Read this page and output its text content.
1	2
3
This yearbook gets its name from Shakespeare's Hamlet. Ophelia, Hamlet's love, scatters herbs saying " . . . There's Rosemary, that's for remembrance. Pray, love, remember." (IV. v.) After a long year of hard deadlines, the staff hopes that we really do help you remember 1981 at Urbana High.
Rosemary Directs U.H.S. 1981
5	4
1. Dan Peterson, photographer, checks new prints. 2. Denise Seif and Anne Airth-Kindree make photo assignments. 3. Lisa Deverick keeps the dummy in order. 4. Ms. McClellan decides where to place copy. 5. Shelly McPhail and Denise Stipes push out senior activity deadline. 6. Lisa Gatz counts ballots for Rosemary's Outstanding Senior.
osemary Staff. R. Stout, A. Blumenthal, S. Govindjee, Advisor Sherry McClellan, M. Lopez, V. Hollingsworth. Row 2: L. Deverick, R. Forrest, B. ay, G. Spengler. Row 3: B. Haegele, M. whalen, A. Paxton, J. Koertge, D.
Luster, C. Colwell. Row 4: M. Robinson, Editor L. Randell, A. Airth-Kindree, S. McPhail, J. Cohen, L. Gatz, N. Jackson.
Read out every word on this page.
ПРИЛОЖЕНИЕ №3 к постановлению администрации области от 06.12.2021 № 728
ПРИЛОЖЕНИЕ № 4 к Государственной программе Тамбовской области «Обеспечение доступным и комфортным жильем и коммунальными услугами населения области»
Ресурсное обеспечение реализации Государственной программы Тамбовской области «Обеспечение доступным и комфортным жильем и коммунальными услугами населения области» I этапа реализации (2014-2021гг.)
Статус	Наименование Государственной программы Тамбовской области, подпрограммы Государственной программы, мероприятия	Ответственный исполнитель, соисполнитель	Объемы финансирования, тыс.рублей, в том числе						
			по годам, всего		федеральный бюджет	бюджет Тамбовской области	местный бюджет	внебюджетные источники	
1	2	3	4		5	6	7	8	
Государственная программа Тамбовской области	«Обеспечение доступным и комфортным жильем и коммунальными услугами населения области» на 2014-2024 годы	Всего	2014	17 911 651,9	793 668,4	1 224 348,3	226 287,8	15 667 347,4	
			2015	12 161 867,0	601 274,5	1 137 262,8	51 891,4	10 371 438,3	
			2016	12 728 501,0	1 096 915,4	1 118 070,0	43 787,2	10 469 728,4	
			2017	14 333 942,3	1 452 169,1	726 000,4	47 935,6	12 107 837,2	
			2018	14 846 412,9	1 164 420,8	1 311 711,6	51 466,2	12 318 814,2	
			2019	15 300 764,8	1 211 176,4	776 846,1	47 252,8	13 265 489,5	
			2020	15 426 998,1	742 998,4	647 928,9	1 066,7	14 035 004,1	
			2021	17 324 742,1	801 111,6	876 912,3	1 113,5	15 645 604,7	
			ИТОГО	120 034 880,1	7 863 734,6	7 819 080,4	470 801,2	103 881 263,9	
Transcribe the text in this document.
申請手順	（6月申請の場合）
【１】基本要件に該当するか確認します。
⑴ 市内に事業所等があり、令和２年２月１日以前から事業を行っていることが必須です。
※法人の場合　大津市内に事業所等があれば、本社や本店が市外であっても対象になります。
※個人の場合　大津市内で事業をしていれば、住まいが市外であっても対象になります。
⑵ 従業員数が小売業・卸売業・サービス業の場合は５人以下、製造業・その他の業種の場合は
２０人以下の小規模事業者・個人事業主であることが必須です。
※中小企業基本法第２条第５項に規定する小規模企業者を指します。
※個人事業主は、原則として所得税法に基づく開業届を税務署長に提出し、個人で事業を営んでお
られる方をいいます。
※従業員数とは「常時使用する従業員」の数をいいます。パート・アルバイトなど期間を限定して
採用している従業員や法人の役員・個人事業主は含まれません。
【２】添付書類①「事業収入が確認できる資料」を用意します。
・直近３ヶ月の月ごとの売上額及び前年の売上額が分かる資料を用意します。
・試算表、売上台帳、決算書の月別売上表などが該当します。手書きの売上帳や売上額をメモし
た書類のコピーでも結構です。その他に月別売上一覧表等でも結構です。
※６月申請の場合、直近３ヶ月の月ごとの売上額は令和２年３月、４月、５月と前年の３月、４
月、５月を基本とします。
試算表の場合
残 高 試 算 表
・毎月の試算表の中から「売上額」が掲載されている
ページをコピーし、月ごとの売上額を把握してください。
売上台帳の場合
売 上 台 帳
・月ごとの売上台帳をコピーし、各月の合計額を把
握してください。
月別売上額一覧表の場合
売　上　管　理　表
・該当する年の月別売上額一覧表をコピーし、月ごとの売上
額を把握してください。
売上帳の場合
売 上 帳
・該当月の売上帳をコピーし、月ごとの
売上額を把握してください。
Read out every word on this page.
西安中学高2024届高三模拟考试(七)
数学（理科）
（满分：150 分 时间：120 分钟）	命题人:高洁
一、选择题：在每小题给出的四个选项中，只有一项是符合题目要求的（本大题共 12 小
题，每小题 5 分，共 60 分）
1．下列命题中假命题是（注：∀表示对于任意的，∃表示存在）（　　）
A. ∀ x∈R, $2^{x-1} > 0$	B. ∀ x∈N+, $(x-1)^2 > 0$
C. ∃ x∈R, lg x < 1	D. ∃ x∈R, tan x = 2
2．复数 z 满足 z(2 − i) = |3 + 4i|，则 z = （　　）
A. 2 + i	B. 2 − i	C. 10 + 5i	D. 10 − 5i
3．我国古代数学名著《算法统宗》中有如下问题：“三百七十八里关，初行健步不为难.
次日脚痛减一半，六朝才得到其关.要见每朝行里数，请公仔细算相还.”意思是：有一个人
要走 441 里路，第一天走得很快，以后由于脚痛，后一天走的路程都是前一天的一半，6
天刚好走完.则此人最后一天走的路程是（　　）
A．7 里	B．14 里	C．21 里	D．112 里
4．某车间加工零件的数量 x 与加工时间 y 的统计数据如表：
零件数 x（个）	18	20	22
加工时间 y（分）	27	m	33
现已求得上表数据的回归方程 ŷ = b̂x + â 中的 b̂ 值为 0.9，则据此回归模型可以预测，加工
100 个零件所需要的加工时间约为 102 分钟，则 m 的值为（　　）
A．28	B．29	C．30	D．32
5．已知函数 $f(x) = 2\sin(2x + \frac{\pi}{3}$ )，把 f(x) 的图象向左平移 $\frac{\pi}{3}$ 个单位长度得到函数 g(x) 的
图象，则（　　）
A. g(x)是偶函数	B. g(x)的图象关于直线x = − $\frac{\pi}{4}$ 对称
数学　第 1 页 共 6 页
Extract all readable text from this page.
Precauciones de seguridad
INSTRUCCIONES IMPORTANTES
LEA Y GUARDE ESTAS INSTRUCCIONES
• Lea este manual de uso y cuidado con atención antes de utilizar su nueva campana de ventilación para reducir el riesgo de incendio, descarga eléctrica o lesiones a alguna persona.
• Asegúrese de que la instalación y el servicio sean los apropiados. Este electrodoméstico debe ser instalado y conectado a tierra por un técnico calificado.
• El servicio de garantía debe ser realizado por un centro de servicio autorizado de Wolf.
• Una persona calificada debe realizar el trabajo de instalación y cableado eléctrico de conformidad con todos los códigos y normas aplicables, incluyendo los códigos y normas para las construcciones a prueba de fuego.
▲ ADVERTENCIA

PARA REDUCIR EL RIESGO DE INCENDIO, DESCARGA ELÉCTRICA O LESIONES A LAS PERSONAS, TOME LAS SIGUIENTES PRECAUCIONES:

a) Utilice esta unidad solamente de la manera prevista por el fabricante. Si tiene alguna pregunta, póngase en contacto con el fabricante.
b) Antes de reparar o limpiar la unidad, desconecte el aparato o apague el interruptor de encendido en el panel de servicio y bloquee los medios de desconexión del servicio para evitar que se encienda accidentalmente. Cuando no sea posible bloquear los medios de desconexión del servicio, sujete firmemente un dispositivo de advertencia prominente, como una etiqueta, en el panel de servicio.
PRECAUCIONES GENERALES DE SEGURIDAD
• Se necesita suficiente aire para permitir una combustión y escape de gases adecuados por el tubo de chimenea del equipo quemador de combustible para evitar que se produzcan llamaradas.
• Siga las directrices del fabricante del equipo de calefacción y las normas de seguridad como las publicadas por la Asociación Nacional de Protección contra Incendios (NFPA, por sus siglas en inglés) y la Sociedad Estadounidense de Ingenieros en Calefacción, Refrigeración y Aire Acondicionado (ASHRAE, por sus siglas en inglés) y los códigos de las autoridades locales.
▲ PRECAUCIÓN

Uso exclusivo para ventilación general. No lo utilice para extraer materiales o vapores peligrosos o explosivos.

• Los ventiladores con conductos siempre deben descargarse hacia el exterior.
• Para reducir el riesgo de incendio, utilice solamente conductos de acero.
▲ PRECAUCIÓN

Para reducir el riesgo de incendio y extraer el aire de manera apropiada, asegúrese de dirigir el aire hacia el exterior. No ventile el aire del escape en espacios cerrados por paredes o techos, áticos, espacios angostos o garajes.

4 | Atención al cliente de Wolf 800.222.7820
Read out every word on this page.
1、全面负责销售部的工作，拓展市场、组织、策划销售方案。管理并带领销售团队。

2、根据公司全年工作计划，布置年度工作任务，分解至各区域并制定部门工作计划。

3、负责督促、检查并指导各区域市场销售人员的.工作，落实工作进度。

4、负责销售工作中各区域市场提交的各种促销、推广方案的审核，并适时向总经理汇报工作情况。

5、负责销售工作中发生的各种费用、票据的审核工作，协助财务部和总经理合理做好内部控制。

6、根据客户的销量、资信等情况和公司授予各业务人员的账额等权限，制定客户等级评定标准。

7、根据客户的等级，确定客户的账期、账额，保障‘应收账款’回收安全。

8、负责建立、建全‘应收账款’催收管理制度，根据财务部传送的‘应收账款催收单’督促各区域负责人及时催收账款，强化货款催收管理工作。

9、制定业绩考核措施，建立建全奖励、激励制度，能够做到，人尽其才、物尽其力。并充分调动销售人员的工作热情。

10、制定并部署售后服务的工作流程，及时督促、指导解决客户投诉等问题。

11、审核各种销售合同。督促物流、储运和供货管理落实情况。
--
Given problem.
Pick each line holding the word "como" out of the data and copy it.

Output below.
b) Antes de reparar o limpiar la unidad, desconecte el aparato o apague el interruptor de encendido en el panel de servicio y bloquee los medios de desconexión del servicio para evitar que se encienda accidentalmente. Cuando no sea posible bloquear los medios de desconexión del servicio, sujete firmemente un dispositivo de advertencia prominente, como una etiqueta, en el panel de servicio.
• Siga las directrices del fabricante del equipo de calefacción y las normas de seguridad como las publicadas por la Asociación Nacional de Protección contra Incendios (NFPA, por sus siglas en inglés) y la Sociedad Estadounidense de Ingenieros en Calefacción, Refrigeración y Aire Acondicionado (ASHRAE, por sus siglas en inglés) y los códigos de las autoridades locales.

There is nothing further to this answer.